Could you repeat the records below exactly, leaving out any pictures?
--- START Information given ---
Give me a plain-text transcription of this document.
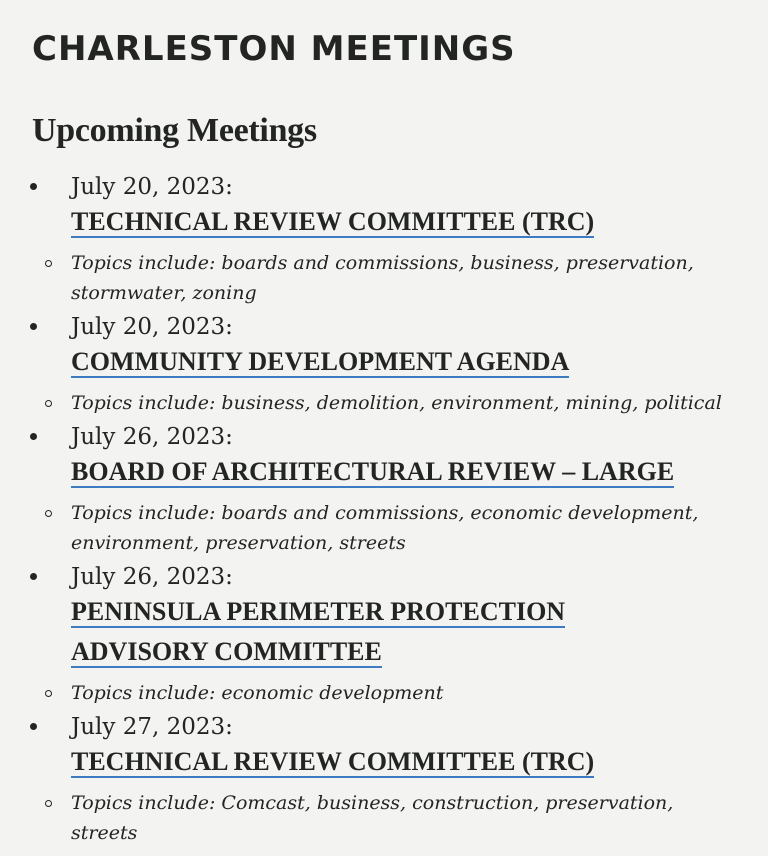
CHARLESTON MEETINGS
Upcoming Meetings
July 20, 2023:
TECHNICAL REVIEW COMMITTEE (TRC)
Topics include: boards and commissions, business, preservation, stormwater, zoning
July 20, 2023:
COMMUNITY DEVELOPMENT AGENDA
Topics include: business, demolition, environment, mining, political
July 26, 2023:
BOARD OF ARCHITECTURAL REVIEW – LARGE
Topics include: boards and commissions, economic development, environment, preservation, streets
July 26, 2023:
PENINSULA PERIMETER PROTECTION ADVISORY COMMITTEE
Topics include: economic development
July 27, 2023:
TECHNICAL REVIEW COMMITTEE (TRC)
Topics include: Comcast, business, construction, preservation, streets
--- END Information given ---
Solution to this problem:
Give me a plain-text transcription of this document.
CHARLESTON MEETINGS
Upcoming Meetings
July 20, 2023:
TECHNICAL REVIEW COMMITTEE (TRC)
Topics include: boards and commissions, business, preservation, stormwater, zoning
July 20, 2023:
COMMUNITY DEVELOPMENT AGENDA
Topics include: business, demolition, environment, mining, political
July 26, 2023:
BOARD OF ARCHITECTURAL REVIEW – LARGE
Topics include: boards and commissions, economic development, environment, preservation, streets
July 26, 2023:
PENINSULA PERIMETER PROTECTION ADVISORY COMMITTEE
Topics include: economic development
July 27, 2023:
TECHNICAL REVIEW COMMITTEE (TRC)
Topics include: Comcast, business, construction, preservation, streets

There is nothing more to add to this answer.